ACTION ITEM » Copy word for word the stretch of the AI governance excerpt below from "Governance and Use" through "into one activity.".

SELECTED EXCERPT »
######
This isn’t a compliance checkbox. It’s a thinking model. It helps you ask better questions: Who’s accountable? What data is involved? How do we know if something goes wrong?

For SMBs, don’t try to implement every sub-category on day one. Start with Govern and Map. Get ownership right and build an inventory of what tools are in use, what data they touch, and who’s responsible.

Governance and Use Case Review Are Different Work

This trips up a lot of organizations. Governance is the standing structure — policies, roles, and oversight that persist over time. Use case review is the operational process of evaluating specific AI tools as they come in the door.

Both matter. They’re not the same thing.

Use case review is where privacy, security, and engineering collaborate on specific decisions:

  • Privacy evaluates what data flows into the model and what the vendor does with it
  • Security assesses integration risk, access controls, and attack surface
  • Engineering determines architectural fit and monitoring needs

Your steering committee sets the policy. Your review process applies it. Keep them connected but don’t collapse them into one activity.

Build a Risk Model That Fits AI

Generic risk assessments don’t work well here because AI tools vary dramatically in what they do and how they do it. A code completion tool has a fundamentally different risk profile than a customer-facing chatbot with access to your CRM.

Break it down by:

  • Function — What is it actually doing? Generating content, summarizing data, writing code, talking to customers?
######
[Data records]

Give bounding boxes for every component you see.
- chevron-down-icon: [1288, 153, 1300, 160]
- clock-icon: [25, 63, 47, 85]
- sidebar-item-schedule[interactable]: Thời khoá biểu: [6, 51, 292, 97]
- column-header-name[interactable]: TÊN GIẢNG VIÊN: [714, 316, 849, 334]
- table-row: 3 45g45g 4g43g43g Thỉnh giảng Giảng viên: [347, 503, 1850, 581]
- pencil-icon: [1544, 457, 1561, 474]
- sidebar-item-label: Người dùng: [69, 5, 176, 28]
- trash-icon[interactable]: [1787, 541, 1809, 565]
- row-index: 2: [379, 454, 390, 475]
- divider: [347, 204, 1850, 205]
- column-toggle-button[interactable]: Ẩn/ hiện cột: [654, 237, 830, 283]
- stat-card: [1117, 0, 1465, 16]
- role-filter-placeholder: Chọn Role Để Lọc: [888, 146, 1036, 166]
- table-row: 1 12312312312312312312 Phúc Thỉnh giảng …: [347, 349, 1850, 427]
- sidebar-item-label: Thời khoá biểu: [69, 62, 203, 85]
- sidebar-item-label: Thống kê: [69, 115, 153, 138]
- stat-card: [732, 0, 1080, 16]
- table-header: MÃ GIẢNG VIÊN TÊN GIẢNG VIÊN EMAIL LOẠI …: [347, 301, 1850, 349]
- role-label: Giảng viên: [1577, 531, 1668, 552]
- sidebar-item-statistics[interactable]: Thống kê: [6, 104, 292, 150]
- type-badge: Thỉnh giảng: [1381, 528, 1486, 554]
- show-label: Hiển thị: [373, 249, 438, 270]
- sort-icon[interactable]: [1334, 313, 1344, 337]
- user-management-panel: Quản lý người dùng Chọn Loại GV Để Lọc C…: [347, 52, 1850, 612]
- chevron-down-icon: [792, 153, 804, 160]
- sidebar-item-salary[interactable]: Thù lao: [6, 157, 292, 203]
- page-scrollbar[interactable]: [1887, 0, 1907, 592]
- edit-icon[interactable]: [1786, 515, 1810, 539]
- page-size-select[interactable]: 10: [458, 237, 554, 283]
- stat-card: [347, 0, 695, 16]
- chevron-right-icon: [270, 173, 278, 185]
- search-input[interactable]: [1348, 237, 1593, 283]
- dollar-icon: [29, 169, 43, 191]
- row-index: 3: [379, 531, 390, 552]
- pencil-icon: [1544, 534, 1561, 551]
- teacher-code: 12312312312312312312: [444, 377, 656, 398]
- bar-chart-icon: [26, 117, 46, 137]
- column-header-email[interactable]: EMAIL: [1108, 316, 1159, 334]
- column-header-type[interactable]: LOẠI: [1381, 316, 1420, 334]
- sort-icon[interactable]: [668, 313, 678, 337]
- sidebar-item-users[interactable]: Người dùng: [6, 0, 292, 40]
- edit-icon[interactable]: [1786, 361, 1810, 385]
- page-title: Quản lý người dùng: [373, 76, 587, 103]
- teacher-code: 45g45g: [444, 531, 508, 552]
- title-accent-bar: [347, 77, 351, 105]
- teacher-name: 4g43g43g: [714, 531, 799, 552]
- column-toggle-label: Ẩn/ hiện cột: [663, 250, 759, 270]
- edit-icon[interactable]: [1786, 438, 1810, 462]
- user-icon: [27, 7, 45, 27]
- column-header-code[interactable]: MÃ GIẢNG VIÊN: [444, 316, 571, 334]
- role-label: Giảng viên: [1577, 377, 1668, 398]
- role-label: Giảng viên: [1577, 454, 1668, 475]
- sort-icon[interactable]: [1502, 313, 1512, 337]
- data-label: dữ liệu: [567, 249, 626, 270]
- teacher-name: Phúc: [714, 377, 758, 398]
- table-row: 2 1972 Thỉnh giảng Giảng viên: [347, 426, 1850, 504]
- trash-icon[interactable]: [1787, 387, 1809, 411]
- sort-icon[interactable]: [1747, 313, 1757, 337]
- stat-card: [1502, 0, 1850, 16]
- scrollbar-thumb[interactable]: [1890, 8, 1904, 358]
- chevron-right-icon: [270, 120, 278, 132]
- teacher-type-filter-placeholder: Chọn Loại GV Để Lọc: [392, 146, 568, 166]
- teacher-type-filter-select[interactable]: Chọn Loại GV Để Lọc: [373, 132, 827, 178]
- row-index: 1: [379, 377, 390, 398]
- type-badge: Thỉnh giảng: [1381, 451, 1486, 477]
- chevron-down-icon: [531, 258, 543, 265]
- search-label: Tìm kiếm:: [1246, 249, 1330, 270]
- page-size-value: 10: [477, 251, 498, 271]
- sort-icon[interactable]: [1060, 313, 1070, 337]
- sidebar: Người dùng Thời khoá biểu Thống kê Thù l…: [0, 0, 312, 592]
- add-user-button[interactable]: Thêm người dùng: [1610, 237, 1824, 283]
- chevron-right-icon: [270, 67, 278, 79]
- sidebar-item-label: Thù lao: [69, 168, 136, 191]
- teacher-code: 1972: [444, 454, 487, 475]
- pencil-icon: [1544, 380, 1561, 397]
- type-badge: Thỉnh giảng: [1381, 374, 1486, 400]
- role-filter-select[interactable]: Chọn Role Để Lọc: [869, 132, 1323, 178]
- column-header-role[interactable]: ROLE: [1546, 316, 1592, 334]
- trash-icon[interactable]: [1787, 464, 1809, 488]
######
SOLUTION »
Governance and Use Case Review Are Different Work

This trips up a lot of organizations. Governance is the standing structure — policies, roles, and oversight that persist over time. Use case review is the operational process of evaluating specific AI tools as they come in the door.

Both matter. They’re not the same thing.

Use case review is where privacy, security, and engineering collaborate on specific decisions:

  • Privacy evaluates what data flows into the model and what the vendor does with it
  • Security assesses integration risk, access controls, and attack surface
  • Engineering determines architectural fit and monitoring needs

Your steering committee sets the policy. Your review process applies it. Keep them connected but don’t collapse them into one activity.